─── ENTRIES SUPPLIED
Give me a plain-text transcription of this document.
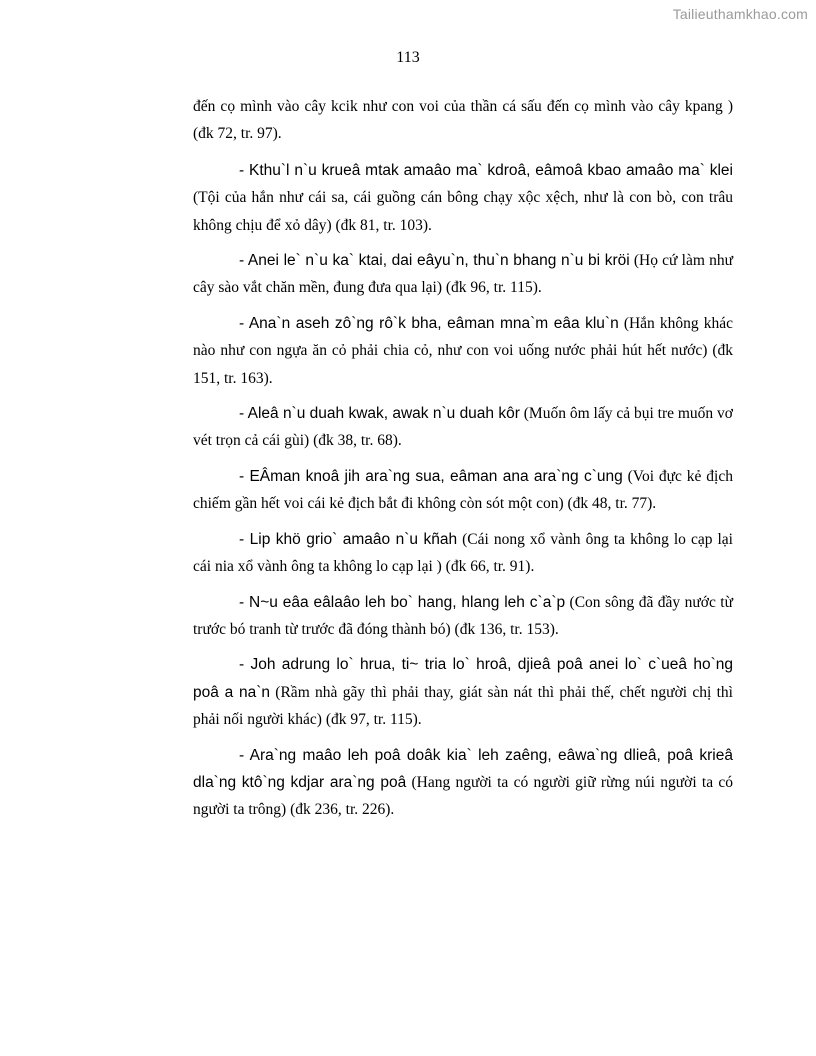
Tailieuthamkhao.com
113

đến cọ mình vào cây kcik như con voi của thần cá sấu đến cọ mình vào cây kpang ) (đk 72, tr. 97).

- Kthu`l n`u krueâ mtak amaâo ma` kdroâ, eâmoâ kbao amaâo ma` klei (Tội của hắn như cái sa, cái guồng cán bông chạy xộc xệch, như là con bò, con trâu không chịu để xỏ dây) (đk 81, tr. 103).

- Anei le` n`u ka` ktai, dai eâyu`n, thu`n bhang n`u bi kröi (Họ cứ làm như cây sào vắt chăn mền, đung đưa qua lại) (đk 96, tr. 115).

- Ana`n aseh zô`ng rô`k bha, eâman mna`m eâa klu`n (Hắn không khác nào như con ngựa ăn cỏ phải chia cỏ, như con voi uống nước phải hút hết nước) (đk 151, tr. 163).

- Aleâ n`u duah kwak, awak n`u duah kôr (Muốn ôm lấy cả bụi tre muốn vơ vét trọn cả cái gùi) (đk 38, tr. 68).

- EÂman knoâ jih ara`ng sua, eâman ana ara`ng c`ung (Voi đực kẻ địch chiếm gần hết voi cái kẻ địch bắt đi không còn sót một con) (đk 48, tr. 77).

- Lip khö grio` amaâo n`u kñah (Cái nong xổ vành ông ta không lo cạp lại cái nia xổ vành ông ta không lo cạp lại ) (đk 66, tr. 91).

- N~u eâa eâlaâo leh bo` hang, hlang leh c`a`p (Con sông đã đầy nước từ trước bó tranh từ trước đã đóng thành bó) (đk 136, tr. 153).

- Joh adrung lo` hrua, ti~ tria lo` hroâ, djieâ poâ anei lo` c`ueâ ho`ng poâ a na`n (Rầm nhà gãy thì phải thay, giát sàn nát thì phải thế, chết người chị thì phải nối người khác) (đk 97, tr. 115).

- Ara`ng maâo leh poâ doâk kia` leh zaêng, eâwa`ng dlieâ, poâ krieâ dla`ng ktô`ng kdjar ara`ng poâ (Hang người ta có người giữ rừng núi người ta có người ta trông) (đk 236, tr. 226).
──────
» **TO DO**: Collect each line of the entries that has the word "người", copying it in full.

» **THE ANSWER**:
- Joh adrung lo` hrua, ti~ tria lo` hroâ, djieâ poâ anei lo` c`ueâ ho`ng poâ a na`n (Rầm nhà gãy thì phải thay, giát sàn nát thì phải thế, chết người chị thì phải nối người khác) (đk 97, tr. 115).
- Ara`ng maâo leh poâ doâk kia` leh zaêng, eâwa`ng dlieâ, poâ krieâ dla`ng ktô`ng kdjar ara`ng poâ (Hang người ta có người giữ rừng núi người ta có người ta trông) (đk 236, tr. 226).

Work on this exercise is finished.